-- Given problem --
The exercise asks for every line of the data to be reproduced exactly.
***** Material to process *****
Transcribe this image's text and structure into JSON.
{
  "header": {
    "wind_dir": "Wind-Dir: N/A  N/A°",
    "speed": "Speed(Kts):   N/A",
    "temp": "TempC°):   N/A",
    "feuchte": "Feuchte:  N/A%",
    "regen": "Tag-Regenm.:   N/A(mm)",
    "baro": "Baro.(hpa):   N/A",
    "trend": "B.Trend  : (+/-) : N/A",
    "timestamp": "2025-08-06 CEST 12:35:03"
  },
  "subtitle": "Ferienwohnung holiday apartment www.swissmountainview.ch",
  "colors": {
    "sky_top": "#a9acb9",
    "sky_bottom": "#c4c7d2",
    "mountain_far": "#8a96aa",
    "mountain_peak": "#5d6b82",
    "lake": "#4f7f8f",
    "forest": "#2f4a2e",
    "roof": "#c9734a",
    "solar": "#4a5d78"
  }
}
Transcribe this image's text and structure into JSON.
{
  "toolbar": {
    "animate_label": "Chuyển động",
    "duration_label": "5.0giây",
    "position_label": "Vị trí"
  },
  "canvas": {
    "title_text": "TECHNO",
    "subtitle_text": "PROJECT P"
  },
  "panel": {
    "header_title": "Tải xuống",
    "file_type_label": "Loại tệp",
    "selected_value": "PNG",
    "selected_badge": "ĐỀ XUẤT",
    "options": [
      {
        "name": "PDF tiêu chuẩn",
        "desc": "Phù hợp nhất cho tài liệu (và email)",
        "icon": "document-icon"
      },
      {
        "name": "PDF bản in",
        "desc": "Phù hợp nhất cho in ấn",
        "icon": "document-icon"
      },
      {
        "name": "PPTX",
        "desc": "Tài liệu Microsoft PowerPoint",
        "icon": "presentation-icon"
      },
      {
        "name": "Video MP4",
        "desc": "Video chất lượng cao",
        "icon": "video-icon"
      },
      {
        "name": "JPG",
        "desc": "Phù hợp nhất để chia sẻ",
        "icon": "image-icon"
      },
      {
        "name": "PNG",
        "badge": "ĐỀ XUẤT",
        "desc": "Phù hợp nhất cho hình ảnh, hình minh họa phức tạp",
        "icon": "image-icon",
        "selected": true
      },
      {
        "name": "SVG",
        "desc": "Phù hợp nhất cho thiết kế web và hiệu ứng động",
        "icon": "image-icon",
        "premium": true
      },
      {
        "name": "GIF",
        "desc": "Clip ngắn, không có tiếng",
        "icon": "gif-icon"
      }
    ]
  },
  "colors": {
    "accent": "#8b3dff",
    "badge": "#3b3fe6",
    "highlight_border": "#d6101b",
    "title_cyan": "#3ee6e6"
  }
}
*****
-- Solution to this exercise --
Transcribe this image's text and structure into JSON.
{
  "header": {
    "wind_dir": "Wind-Dir: N/A  N/A°",
    "speed": "Speed(Kts):   N/A",
    "temp": "TempC°):   N/A",
    "feuchte": "Feuchte:  N/A%",
    "regen": "Tag-Regenm.:   N/A(mm)",
    "baro": "Baro.(hpa):   N/A",
    "trend": "B.Trend  : (+/-) : N/A",
    "timestamp": "2025-08-06 CEST 12:35:03"
  },
  "subtitle": "Ferienwohnung holiday apartment www.swissmountainview.ch",
  "colors": {
    "sky_top": "#a9acb9",
    "sky_bottom": "#c4c7d2",
    "mountain_far": "#8a96aa",
    "mountain_peak": "#5d6b82",
    "lake": "#4f7f8f",
    "forest": "#2f4a2e",
    "roof": "#c9734a",
    "solar": "#4a5d78"
  }
}
Transcribe this image's text and structure into JSON.
{
  "toolbar": {
    "animate_label": "Chuyển động",
    "duration_label": "5.0giây",
    "position_label": "Vị trí"
  },
  "canvas": {
    "title_text": "TECHNO",
    "subtitle_text": "PROJECT P"
  },
  "panel": {
    "header_title": "Tải xuống",
    "file_type_label": "Loại tệp",
    "selected_value": "PNG",
    "selected_badge": "ĐỀ XUẤT",
    "options": [
      {
        "name": "PDF tiêu chuẩn",
        "desc": "Phù hợp nhất cho tài liệu (và email)",
        "icon": "document-icon"
      },
      {
        "name": "PDF bản in",
        "desc": "Phù hợp nhất cho in ấn",
        "icon": "document-icon"
      },
      {
        "name": "PPTX",
        "desc": "Tài liệu Microsoft PowerPoint",
        "icon": "presentation-icon"
      },
      {
        "name": "Video MP4",
        "desc": "Video chất lượng cao",
        "icon": "video-icon"
      },
      {
        "name": "JPG",
        "desc": "Phù hợp nhất để chia sẻ",
        "icon": "image-icon"
      },
      {
        "name": "PNG",
        "badge": "ĐỀ XUẤT",
        "desc": "Phù hợp nhất cho hình ảnh, hình minh họa phức tạp",
        "icon": "image-icon",
        "selected": true
      },
      {
        "name": "SVG",
        "desc": "Phù hợp nhất cho thiết kế web và hiệu ứng động",
        "icon": "image-icon",
        "premium": true
      },
      {
        "name": "GIF",
        "desc": "Clip ngắn, không có tiếng",
        "icon": "gif-icon"
      }
    ]
  },
  "colors": {
    "accent": "#8b3dff",
    "badge": "#3b3fe6",
    "highlight_border": "#d6101b",
    "title_cyan": "#3ee6e6"
  }
}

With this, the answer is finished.